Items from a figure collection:
-- start --
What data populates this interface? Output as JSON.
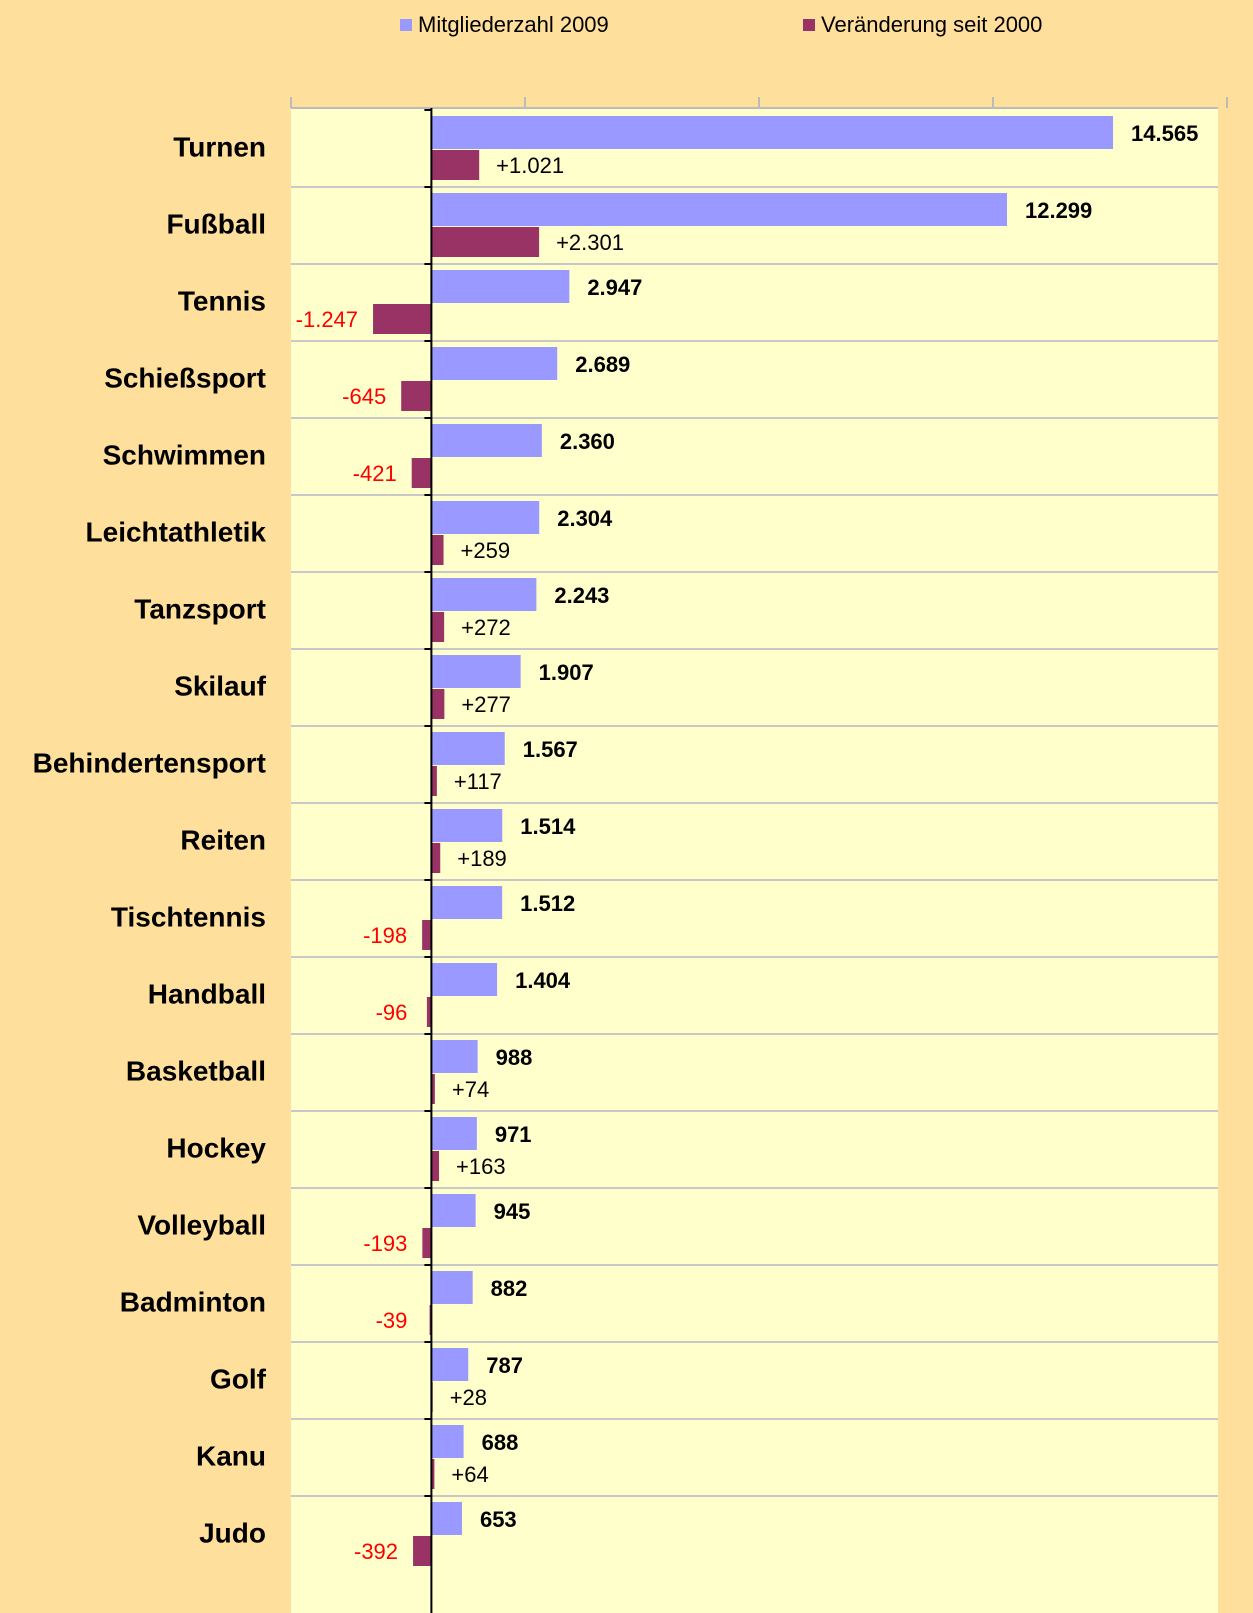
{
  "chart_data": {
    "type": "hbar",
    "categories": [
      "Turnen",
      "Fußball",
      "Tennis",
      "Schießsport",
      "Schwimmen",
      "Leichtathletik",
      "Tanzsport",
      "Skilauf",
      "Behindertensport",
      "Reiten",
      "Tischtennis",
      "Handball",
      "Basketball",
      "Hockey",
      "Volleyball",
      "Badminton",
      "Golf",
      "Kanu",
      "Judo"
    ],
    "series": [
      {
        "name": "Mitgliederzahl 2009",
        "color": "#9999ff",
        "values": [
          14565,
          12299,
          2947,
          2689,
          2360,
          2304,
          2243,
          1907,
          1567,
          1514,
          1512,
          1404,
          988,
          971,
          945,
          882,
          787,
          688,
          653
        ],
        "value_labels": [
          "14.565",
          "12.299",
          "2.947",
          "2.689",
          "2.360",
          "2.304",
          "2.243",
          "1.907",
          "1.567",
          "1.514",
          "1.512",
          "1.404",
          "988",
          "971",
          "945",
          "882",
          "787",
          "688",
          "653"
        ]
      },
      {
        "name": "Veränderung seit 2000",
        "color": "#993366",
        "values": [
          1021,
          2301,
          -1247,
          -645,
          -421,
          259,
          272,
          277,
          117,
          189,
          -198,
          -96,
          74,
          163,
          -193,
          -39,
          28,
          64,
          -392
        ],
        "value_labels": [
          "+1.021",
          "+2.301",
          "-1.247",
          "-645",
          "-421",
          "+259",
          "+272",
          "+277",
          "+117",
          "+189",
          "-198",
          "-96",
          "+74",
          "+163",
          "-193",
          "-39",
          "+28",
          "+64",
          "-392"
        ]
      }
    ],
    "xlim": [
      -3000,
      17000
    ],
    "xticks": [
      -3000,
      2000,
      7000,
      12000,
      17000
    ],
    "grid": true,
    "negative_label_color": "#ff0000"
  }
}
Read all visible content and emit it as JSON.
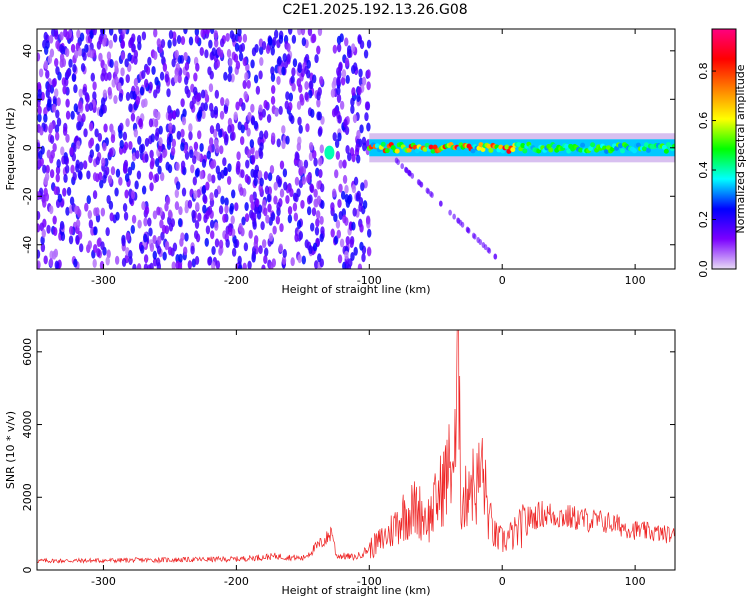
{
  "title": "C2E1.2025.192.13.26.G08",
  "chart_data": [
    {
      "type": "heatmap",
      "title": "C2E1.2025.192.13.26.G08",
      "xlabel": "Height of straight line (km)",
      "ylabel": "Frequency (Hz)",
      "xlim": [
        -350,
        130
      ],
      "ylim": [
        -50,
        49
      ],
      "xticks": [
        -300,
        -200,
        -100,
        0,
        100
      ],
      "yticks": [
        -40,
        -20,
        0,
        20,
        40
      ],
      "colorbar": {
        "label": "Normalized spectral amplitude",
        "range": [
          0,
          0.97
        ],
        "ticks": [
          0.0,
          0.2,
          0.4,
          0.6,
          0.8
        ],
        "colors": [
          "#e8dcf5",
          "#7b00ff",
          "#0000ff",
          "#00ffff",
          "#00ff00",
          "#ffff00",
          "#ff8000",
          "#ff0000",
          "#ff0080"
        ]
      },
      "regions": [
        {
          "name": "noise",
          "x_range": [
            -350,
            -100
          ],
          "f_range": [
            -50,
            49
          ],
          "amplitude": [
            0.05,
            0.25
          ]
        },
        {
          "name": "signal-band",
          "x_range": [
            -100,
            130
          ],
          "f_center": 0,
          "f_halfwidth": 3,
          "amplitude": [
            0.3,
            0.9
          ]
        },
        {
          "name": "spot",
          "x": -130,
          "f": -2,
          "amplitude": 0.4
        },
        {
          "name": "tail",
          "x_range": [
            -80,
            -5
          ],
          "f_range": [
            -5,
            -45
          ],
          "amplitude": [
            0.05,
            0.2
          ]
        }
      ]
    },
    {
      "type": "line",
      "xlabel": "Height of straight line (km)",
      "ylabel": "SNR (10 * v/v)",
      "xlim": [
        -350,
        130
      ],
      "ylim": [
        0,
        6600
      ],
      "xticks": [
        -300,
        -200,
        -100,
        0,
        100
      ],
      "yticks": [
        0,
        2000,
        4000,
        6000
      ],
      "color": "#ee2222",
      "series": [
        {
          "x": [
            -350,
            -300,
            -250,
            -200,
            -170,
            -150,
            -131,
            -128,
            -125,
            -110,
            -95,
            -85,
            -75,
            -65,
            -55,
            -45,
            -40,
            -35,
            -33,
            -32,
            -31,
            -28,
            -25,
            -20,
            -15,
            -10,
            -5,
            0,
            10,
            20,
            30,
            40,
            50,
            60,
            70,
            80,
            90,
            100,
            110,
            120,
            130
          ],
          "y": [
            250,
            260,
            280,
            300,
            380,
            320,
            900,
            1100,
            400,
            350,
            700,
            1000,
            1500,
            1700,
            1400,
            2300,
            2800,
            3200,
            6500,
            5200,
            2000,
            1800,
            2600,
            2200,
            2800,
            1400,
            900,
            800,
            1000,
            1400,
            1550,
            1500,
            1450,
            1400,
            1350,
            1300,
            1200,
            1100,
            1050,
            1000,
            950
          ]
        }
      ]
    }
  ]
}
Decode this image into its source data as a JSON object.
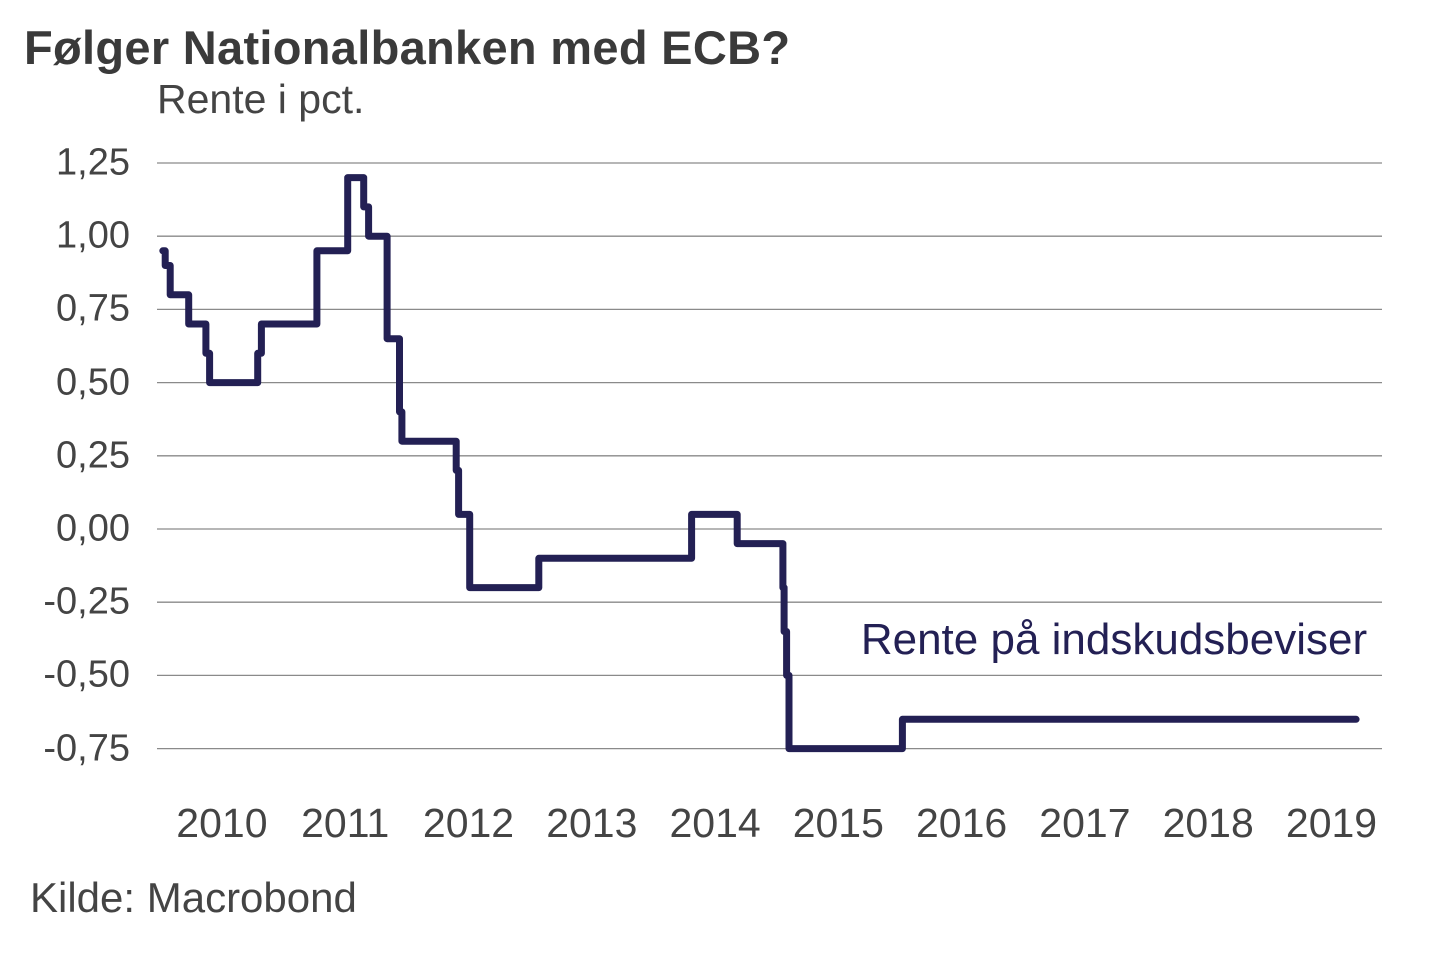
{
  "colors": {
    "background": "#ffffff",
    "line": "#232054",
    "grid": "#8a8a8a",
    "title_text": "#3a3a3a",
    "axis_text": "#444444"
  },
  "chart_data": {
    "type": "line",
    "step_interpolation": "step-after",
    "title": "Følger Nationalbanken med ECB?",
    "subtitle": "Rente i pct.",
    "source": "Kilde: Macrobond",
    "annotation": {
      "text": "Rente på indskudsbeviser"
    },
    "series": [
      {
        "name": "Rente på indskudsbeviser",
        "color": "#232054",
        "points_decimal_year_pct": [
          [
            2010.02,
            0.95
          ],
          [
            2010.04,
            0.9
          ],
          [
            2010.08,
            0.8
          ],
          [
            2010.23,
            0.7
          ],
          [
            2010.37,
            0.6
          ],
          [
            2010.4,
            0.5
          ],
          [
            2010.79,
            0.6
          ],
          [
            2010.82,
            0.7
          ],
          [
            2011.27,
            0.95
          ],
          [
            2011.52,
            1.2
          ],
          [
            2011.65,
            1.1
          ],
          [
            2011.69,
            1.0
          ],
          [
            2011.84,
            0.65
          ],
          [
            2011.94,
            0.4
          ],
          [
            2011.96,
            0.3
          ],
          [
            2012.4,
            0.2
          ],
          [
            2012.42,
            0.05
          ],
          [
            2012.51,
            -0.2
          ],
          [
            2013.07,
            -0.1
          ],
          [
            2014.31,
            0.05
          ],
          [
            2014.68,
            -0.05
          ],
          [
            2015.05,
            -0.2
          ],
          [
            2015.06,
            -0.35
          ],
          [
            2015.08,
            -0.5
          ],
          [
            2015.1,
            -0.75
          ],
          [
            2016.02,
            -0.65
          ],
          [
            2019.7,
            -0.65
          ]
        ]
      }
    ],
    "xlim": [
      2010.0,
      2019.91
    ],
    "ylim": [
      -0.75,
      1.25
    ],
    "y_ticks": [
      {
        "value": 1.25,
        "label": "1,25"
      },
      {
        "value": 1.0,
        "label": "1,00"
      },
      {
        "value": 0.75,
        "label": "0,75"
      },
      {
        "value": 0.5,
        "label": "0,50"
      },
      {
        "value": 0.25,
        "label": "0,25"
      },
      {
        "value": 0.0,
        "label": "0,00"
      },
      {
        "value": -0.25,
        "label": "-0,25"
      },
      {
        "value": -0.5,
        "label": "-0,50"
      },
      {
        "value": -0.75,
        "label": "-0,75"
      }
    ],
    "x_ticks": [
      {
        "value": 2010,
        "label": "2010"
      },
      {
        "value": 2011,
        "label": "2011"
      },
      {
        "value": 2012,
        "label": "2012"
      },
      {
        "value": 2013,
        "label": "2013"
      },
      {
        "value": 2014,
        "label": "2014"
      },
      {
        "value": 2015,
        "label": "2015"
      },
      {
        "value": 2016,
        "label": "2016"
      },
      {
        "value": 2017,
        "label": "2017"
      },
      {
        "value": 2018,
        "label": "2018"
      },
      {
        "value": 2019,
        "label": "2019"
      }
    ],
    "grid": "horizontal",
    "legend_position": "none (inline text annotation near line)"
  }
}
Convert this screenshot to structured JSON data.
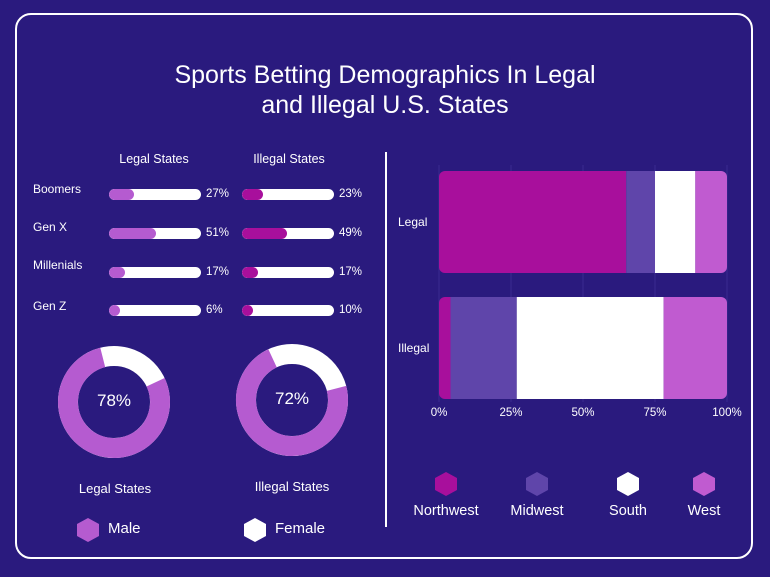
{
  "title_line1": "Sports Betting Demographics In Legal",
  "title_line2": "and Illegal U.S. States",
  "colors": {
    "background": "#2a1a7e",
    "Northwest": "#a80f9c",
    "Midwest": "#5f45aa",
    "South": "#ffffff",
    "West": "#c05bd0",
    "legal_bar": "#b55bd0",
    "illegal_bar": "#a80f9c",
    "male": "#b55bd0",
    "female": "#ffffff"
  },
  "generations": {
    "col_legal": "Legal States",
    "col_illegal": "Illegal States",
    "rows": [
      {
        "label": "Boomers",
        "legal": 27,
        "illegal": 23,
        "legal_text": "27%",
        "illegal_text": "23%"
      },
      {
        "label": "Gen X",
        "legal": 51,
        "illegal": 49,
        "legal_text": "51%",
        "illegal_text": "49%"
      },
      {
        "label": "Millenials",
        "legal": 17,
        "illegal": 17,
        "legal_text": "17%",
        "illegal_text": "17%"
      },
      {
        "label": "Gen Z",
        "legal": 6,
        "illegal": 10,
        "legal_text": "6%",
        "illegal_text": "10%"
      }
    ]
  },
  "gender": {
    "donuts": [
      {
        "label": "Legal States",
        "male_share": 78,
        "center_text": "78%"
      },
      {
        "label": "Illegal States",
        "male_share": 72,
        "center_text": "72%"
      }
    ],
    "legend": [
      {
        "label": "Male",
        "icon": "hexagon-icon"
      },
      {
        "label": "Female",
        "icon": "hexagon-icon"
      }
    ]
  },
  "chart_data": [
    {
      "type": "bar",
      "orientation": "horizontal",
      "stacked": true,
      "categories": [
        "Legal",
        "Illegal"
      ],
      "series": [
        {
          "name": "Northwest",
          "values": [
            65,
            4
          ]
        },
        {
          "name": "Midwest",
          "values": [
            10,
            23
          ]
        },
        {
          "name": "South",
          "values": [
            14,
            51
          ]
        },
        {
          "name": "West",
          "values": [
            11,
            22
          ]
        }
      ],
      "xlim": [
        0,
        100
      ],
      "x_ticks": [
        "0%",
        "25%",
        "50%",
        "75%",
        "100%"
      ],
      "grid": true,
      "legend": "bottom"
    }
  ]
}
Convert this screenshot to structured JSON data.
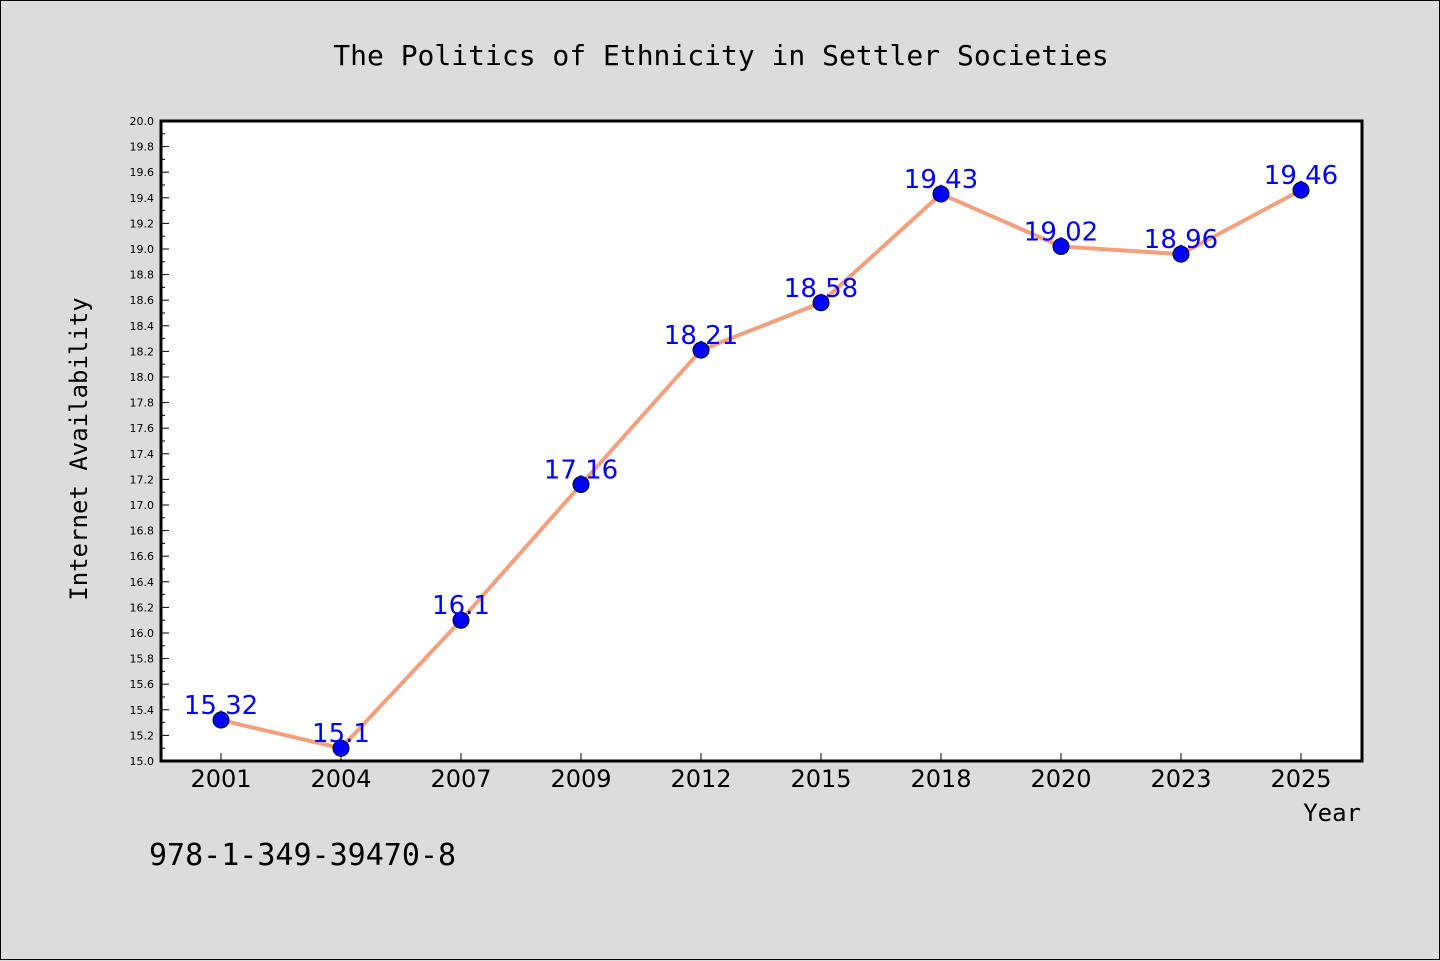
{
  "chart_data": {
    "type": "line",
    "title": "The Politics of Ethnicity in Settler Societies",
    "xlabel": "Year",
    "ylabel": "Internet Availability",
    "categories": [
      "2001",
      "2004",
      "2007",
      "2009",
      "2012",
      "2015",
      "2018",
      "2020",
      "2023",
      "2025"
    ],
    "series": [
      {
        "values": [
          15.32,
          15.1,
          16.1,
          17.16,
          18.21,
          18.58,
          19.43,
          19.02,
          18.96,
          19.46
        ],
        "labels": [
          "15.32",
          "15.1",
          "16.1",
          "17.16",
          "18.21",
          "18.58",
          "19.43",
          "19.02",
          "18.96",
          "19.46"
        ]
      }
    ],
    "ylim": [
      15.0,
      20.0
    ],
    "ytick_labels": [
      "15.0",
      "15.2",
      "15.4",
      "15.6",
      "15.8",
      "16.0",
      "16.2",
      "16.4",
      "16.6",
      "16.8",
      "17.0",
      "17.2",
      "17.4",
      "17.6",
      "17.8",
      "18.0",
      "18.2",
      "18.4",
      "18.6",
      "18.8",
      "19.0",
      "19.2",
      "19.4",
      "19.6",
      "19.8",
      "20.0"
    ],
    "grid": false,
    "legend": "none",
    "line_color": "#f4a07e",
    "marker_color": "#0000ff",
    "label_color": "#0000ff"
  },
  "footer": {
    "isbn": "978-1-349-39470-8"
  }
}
-- end --
Exercise task – Copy every line that contains the string "none".

Task answer –
    "legend_position": "none (inline text annotation near line)"
    "legend": "none",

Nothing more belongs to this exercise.